[Text to read]
Cho Hae-jin was born in 1976 in Seoul, South Korea. From an early age, she spent much time reading books and daydreaming. Though she never mentioned that she wanted to write, everyone around her had believed that she would someday become a writer.1) She majored in Education at Ewha Womans University and then received her graduate degree in Korean Literature from the same institution. She taught Korean language to foreigners for a long time, 2)  and in 2008, she went to Poland to work as a Korean language teacher for one year. Her experiences as a Korean language teacher are incorporated into her stories that depict foreigners, such as Cheonsadeurui dosi (천사들의 도시 City of Angels), “Inteobyu” (인터뷰 Interview), and “Bukjjok dosie gasseosseo” (북쪽 도시에 갔었어I Went to the City in the North). 3) After she officially became a writer, she taught writing at various colleges and civic organizations.4)

[Instructions to follow]
Reproduce the biographical passage about Cho Hae-jin word for word, with nothing left out or altered.

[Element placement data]

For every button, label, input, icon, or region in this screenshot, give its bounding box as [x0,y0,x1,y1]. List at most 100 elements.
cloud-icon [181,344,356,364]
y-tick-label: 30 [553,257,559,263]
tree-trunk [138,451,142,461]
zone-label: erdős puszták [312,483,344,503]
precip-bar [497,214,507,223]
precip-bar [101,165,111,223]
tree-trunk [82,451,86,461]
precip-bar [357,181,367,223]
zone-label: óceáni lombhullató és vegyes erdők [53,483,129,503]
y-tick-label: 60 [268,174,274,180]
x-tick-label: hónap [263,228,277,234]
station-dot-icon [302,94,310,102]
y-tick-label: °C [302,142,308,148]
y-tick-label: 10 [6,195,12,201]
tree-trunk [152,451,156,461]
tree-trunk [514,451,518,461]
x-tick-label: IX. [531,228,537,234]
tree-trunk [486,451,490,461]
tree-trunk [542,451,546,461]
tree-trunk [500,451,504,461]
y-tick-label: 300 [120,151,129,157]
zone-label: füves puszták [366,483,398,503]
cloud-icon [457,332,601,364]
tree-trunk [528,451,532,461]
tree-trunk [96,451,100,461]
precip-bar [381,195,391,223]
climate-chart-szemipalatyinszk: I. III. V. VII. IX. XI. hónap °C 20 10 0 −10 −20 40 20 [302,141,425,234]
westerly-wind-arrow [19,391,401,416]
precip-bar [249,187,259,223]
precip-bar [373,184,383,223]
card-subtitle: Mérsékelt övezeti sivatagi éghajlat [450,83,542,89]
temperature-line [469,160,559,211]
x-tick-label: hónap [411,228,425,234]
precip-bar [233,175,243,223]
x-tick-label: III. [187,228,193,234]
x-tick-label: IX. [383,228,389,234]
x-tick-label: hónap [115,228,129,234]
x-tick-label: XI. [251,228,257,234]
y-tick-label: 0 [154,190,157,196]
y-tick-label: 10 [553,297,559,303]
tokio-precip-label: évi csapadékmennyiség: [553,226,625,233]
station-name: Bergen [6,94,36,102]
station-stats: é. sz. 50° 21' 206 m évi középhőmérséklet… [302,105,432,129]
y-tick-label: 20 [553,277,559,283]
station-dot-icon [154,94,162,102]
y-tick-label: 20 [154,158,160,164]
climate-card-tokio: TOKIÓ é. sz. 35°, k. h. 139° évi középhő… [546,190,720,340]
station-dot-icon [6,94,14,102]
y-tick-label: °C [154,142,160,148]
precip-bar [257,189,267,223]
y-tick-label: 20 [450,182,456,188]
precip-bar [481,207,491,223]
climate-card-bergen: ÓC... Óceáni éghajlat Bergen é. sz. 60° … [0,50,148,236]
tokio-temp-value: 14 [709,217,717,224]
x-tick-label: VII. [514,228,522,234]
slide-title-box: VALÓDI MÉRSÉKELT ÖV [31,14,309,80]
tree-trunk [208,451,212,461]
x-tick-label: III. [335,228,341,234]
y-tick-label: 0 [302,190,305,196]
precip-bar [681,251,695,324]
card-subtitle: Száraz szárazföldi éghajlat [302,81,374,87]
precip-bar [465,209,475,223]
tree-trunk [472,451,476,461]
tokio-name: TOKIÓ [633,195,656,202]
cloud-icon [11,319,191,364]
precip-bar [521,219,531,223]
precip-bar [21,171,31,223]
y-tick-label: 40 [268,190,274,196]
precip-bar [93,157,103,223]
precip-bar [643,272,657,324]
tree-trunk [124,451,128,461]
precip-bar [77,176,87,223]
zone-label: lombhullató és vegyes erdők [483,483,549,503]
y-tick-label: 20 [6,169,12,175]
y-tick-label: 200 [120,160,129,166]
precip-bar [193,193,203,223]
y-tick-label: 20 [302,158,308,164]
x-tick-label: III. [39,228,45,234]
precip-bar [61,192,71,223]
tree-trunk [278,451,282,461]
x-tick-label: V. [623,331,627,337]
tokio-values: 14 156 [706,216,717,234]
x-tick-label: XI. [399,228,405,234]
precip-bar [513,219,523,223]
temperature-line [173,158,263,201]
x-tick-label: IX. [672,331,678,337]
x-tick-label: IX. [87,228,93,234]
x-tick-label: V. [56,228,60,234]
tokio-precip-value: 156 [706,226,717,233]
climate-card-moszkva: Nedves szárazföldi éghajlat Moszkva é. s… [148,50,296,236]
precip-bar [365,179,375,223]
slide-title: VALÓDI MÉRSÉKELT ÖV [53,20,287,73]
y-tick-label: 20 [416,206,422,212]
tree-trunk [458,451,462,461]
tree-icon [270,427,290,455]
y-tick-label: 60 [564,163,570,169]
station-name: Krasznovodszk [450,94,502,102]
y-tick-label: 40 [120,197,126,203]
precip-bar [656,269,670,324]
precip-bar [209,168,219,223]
...
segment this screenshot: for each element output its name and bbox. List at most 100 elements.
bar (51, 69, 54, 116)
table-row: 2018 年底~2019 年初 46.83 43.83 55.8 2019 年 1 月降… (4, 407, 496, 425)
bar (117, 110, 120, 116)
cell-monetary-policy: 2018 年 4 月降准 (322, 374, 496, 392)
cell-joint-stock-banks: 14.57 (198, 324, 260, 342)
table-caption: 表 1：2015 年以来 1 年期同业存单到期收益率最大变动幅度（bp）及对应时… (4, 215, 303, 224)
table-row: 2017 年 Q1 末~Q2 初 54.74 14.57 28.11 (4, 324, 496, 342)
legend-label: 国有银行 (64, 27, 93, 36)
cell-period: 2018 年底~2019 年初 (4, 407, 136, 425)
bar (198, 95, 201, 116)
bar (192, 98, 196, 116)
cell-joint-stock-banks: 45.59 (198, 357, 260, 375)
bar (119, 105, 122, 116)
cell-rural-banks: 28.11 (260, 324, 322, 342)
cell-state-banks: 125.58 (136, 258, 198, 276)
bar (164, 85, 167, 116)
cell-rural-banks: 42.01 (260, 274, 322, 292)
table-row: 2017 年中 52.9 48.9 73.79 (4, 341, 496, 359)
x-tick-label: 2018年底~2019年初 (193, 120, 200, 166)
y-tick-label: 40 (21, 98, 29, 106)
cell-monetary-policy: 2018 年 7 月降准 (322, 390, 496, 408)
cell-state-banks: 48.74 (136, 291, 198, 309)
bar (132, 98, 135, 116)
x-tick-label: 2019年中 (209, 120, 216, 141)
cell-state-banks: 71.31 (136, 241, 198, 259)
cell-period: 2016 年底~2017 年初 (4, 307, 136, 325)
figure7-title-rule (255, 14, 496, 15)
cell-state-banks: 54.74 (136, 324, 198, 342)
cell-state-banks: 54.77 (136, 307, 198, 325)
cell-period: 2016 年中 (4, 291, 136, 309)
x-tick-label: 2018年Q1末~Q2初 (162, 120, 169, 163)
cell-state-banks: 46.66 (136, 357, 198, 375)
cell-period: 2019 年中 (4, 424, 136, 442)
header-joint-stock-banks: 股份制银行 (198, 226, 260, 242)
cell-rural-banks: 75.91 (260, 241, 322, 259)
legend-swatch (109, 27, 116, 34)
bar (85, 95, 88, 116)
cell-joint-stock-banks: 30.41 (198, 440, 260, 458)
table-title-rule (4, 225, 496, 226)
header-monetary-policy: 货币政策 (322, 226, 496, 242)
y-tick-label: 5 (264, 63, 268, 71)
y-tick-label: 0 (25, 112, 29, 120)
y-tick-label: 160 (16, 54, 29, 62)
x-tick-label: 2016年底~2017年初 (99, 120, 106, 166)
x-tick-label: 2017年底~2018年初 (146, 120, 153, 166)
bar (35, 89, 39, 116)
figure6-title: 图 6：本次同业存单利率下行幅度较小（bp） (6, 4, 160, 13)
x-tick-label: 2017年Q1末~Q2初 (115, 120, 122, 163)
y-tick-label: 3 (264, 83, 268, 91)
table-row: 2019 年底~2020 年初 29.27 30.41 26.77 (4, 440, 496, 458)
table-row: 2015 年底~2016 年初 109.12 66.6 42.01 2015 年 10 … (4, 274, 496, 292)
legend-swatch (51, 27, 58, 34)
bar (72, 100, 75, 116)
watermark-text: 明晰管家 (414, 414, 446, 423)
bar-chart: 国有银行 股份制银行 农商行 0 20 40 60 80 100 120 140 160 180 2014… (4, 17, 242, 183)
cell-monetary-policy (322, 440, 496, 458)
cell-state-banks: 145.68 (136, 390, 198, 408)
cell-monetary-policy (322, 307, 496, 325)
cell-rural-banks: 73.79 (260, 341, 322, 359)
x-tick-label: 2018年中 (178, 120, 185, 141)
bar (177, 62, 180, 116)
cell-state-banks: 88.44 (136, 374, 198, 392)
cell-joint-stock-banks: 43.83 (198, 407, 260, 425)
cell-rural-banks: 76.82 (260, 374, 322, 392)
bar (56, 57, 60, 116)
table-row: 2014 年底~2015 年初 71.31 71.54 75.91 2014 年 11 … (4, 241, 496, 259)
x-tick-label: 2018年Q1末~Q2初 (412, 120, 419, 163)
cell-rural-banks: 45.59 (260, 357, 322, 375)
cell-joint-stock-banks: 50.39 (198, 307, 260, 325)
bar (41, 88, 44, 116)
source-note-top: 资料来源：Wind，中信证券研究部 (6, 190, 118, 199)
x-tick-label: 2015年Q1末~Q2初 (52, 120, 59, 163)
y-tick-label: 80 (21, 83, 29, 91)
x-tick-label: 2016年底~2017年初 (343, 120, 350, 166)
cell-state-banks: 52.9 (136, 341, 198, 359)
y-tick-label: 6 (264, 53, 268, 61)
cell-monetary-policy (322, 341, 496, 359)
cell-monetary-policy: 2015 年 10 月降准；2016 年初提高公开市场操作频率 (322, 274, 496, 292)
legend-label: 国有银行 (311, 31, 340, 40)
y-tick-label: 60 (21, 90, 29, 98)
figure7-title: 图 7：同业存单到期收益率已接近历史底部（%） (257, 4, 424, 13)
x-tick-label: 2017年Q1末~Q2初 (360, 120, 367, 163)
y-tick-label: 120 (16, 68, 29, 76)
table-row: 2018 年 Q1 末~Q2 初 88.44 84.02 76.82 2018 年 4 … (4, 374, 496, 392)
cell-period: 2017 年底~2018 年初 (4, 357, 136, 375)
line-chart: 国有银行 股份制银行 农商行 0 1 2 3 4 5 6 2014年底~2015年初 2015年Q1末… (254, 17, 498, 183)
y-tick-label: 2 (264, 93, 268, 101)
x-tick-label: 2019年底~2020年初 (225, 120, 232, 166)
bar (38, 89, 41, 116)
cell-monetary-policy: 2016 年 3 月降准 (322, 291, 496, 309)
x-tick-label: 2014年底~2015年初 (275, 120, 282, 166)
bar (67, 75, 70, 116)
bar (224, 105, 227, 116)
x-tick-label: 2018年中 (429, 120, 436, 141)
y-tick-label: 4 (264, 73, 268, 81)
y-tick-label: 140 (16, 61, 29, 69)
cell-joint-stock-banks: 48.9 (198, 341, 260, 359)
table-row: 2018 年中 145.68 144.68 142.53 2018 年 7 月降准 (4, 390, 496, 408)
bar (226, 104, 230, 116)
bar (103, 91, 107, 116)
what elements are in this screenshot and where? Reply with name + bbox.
---
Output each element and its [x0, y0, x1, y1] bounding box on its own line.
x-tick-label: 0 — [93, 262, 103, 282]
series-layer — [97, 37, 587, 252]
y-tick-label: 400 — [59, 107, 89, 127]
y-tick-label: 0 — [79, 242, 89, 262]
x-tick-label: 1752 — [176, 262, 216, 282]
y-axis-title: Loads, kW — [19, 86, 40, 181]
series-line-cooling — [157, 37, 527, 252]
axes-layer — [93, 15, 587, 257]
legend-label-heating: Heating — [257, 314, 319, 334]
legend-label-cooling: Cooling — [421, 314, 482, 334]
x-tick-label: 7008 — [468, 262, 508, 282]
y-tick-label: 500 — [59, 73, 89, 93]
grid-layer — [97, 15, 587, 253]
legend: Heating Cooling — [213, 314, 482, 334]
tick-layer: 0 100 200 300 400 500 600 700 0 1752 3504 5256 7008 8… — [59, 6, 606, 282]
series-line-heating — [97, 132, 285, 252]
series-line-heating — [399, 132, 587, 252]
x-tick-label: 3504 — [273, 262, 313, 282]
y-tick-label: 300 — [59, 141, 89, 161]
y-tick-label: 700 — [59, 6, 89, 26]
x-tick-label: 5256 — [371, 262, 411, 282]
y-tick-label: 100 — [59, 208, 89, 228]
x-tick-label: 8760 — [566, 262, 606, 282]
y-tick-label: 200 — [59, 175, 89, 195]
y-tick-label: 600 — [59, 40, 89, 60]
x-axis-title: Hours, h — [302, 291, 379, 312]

[Answer to the task]
Cho Hae-jin was born in 1976 in Seoul, South Korea. From an early age, she spent much time reading books and daydreaming. Though she never mentioned that she wanted to write, everyone around her had believed that she would someday become a writer.1) She majored in Education at Ewha Womans University and then received her graduate degree in Korean Literature from the same institution. She taught Korean language to foreigners for a long time, 2)  and in 2008, she went to Poland to work as a Korean language teacher for one year. Her experiences as a Korean language teacher are incorporated into her stories that depict foreigners, such as Cheonsadeurui dosi (천사들의 도시 City of Angels), “Inteobyu” (인터뷰 Interview), and “Bukjjok dosie gasseosseo” (북쪽 도시에 갔었어I Went to the City in the North). 3) After she officially became a writer, she taught writing at various colleges and civic organizations.4)